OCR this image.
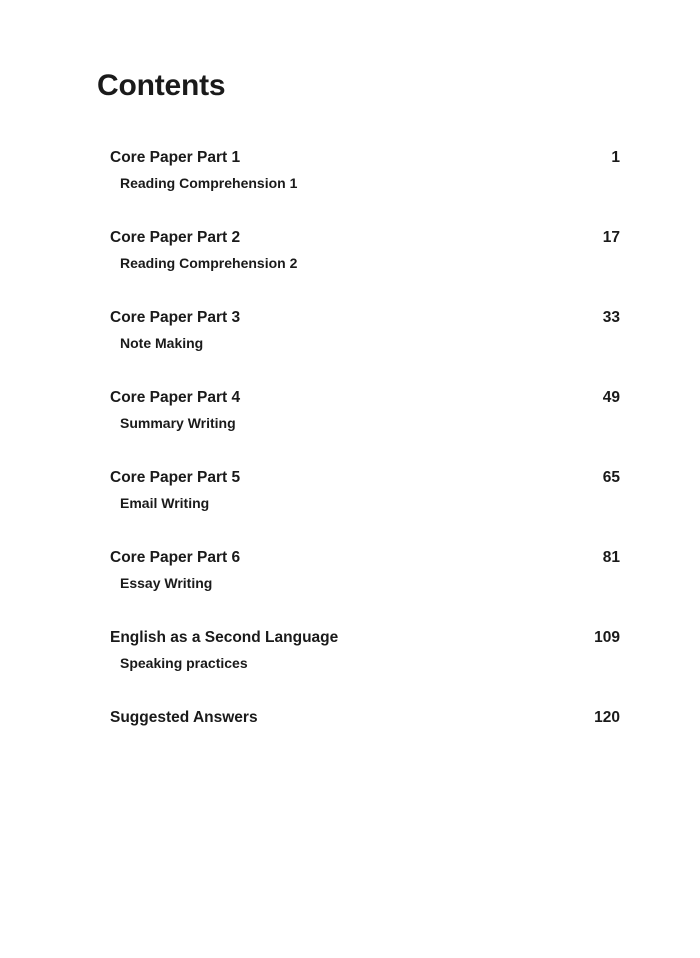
Contents
Core Paper Part 1	1
Reading Comprehension 1
Core Paper Part 2	17
Reading Comprehension 2
Core Paper Part 3	33
Note Making
Core Paper Part 4	49
Summary Writing
Core Paper Part 5	65
Email Writing
Core Paper Part 6	81
Essay Writing
English as a Second Language	109
Speaking practices
Suggested Answers	120
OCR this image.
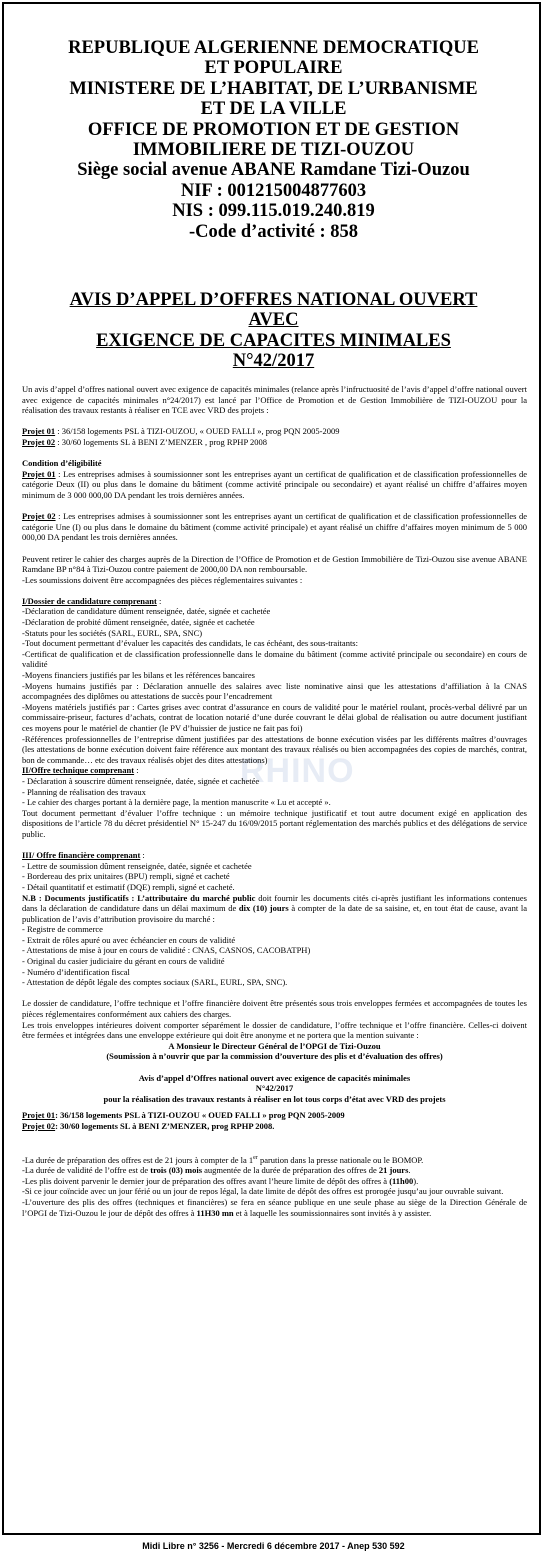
RHINO
REPUBLIQUE ALGERIENNE DEMOCRATIQUE
ET POPULAIRE
MINISTERE DE L’HABITAT, DE L’URBANISME
ET DE LA VILLE
OFFICE DE PROMOTION ET DE GESTION
IMMOBILIERE DE TIZI-OUZOU
Siège social avenue ABANE Ramdane Tizi-Ouzou
NIF : 001215004877603
NIS : 099.115.019.240.819
-Code d’activité : 858
AVIS D’APPEL D’OFFRES NATIONAL OUVERT
AVEC
EXIGENCE DE CAPACITES MINIMALES
N°42/2017

Un avis d’appel d’offres national ouvert avec exigence de capacités minimales (relance après l’infructuosité de l’avis d’appel d’offre national ouvert avec exigence de capacités minimales n°24/2017) est lancé par l’Office de Promotion et de Gestion Immobilière de TIZI-OUZOU pour la réalisation des travaux restants à réaliser en TCE avec VRD des projets :

Projet 01 : 36/158 logements PSL à TIZI-OUZOU, « OUED FALLI », prog PQN 2005-2009

Projet 02 : 30/60 logements SL à BENI Z’MENZER , prog RPHP 2008

Condition d’éligibilité

Projet 01 : Les entreprises admises à soumissionner sont les entreprises ayant un certificat de qualification et de classification professionnelles de catégorie Deux (II) ou plus dans le domaine du bâtiment (comme activité principale ou secondaire) et ayant réalisé un chiffre d’affaires moyen minimum de 3 000 000,00 DA pendant les trois dernières années.

Projet 02 : Les entreprises admises à soumissionner sont les entreprises ayant un certificat de qualification et de classification professionnelles de catégorie Une (I) ou plus dans le domaine du bâtiment (comme activité principale) et ayant réalisé un chiffre d’affaires moyen minimum de 5 000 000,00 DA pendant les trois dernières années.

Peuvent retirer le cahier des charges auprès de la Direction de l’Office de Promotion et de Gestion Immobilière de Tizi-Ouzou sise avenue ABANE Ramdane BP n°84 à Tizi-Ouzou contre paiement de 2000,00 DA non remboursable.

-Les soumissions doivent être accompagnées des pièces réglementaires suivantes :

I/Dossier de candidature comprenant :

-Déclaration de candidature dûment renseignée, datée, signée et cachetée

-Déclaration de probité dûment renseignée, datée, signée et cachetée

-Statuts pour les sociétés (SARL, EURL, SPA, SNC)

-Tout document permettant d’évaluer les capacités des candidats, le cas échéant, des sous-traitants:

-Certificat de qualification et de classification professionnelle dans le domaine du bâtiment (comme activité principale ou secondaire) en cours de validité

-Moyens financiers justifiés par les bilans et les références bancaires

-Moyens humains justifiés par : Déclaration annuelle des salaires avec liste nominative ainsi que les attestations d’affiliation à la CNAS accompagnées des diplômes ou attestations de succès pour l’encadrement

-Moyens matériels justifiés par : Cartes grises avec contrat d’assurance en cours de validité pour le matériel roulant, procès-verbal délivré par un commissaire-priseur, factures d’achats, contrat de location notarié d’une durée couvrant le délai global de réalisation ou autre document justifiant ces moyens pour le matériel de chantier (le PV d’huissier de justice ne fait pas foi)

-Références professionnelles de l’entreprise dûment justifiées par des attestations de bonne exécution visées par les différents maîtres d’ouvrages (les attestations de bonne exécution doivent faire référence aux montant des travaux réalisés ou bien accompagnées des copies de marchés, contrat, bon de commande… etc des travaux réalisés objet des dites attestations)

II/Offre technique comprenant :

- Déclaration à souscrire dûment renseignée, datée, signée et cachetée

- Planning de réalisation des travaux

- Le cahier des charges portant à la dernière page, la mention manuscrite « Lu et accepté ».

Tout document permettant d’évaluer l’offre technique : un mémoire technique justificatif et tout autre document exigé en application des dispositions de l’article 78 du décret présidentiel N° 15-247 du 16/09/2015 portant réglementation des marchés publics et des délégations de service public.

III/ Offre financière comprenant :

- Lettre de soumission dûment renseignée, datée, signée et cachetée

- Bordereau des prix unitaires (BPU) rempli, signé et cacheté

- Détail quantitatif et estimatif (DQE) rempli, signé et cacheté.

N.B : Documents justificatifs : L’attributaire du marché public doit fournir les documents cités ci-après justifiant les informations contenues dans la déclaration de candidature dans un délai maximum de dix (10) jours à compter de la date de sa saisine, et, en tout état de cause, avant la publication de l’avis d’attribution provisoire du marché :

- Registre de commerce

- Extrait de rôles apuré ou avec échéancier en cours de validité

- Attestations de mise à jour en cours de validité : CNAS, CASNOS, CACOBATPH)

- Original du casier judiciaire du gérant en cours de validité

- Numéro d’identification fiscal

- Attestation de dépôt légale des comptes sociaux (SARL, EURL, SPA, SNC).

Le dossier de candidature, l’offre technique et l’offre financière doivent être présentés sous trois enveloppes fermées et accompagnées de toutes les pièces réglementaires conformément aux cahiers des charges.

Les trois enveloppes intérieures doivent comporter séparément le dossier de candidature, l’offre technique et l’offre financière. Celles-ci doivent être fermées et intégrées dans une enveloppe extérieure qui doit être anonyme et ne portera que la mention suivante :

A Monsieur le Directeur Général de l’OPGI de Tizi-Ouzou

(Soumission à n’ouvrir que par la commission d’ouverture des plis et d’évaluation des offres)

Avis d’appel d’Offres national ouvert avec exigence de capacités minimales

N°42/2017

pour la réalisation des travaux restants à réaliser en lot tous corps d’état avec VRD des projets

Projet 01: 36/158 logements PSL à TIZI-OUZOU « OUED FALLI » prog PQN 2005-2009

Projet 02: 30/60 logements SL à BENI Z’MENZER, prog RPHP 2008.

-La durée de préparation des offres est de 21 jours à compter de la 1er parution dans la presse nationale ou le BOMOP.

-La durée de validité de l’offre est de trois (03) mois augmentée de la durée de préparation des offres de 21 jours.

-Les plis doivent parvenir le dernier jour de préparation des offres avant l’heure limite de dépôt des offres à (11h00).

-Si ce jour coïncide avec un jour férié ou un jour de repos légal, la date limite de dépôt des offres est prorogée jusqu’au jour ouvrable suivant.

-L’ouverture des plis des offres (techniques et financières) se fera en séance publique en une seule phase au siège de la Direction Générale de l’OPGI de Tizi-Ouzou le jour de dépôt des offres à 11H30 mn et à laquelle les soumissionnaires sont invités à y assister.

Midi Libre n° 3256 - Mercredi 6 décembre 2017 - Anep 530 592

# # #

- **WORK TO DO**
Scan the material above for the word "justifiant". Copy each line where it occurs.

- **OUTPUT FOR THIS EXERCISE**
-Moyens matériels justifiés par : Cartes grises avec contrat d’assurance en cours de validité pour le matériel roulant, procès-verbal délivré par un commissaire-priseur, factures d’achats, contrat de location notarié d’une durée couvrant le délai global de réalisation ou autre document justifiant ces moyens pour le matériel de chantier (le PV d’huissier de justice ne fait pas foi)
N.B : Documents justificatifs : L’attributaire du marché public doit fournir les documents cités ci-après justifiant les informations contenues dans la déclaration de candidature dans un délai maximum de dix (10) jours à compter de la date de sa saisine, et, en tout état de cause, avant la publication de l’avis d’attribution provisoire du marché :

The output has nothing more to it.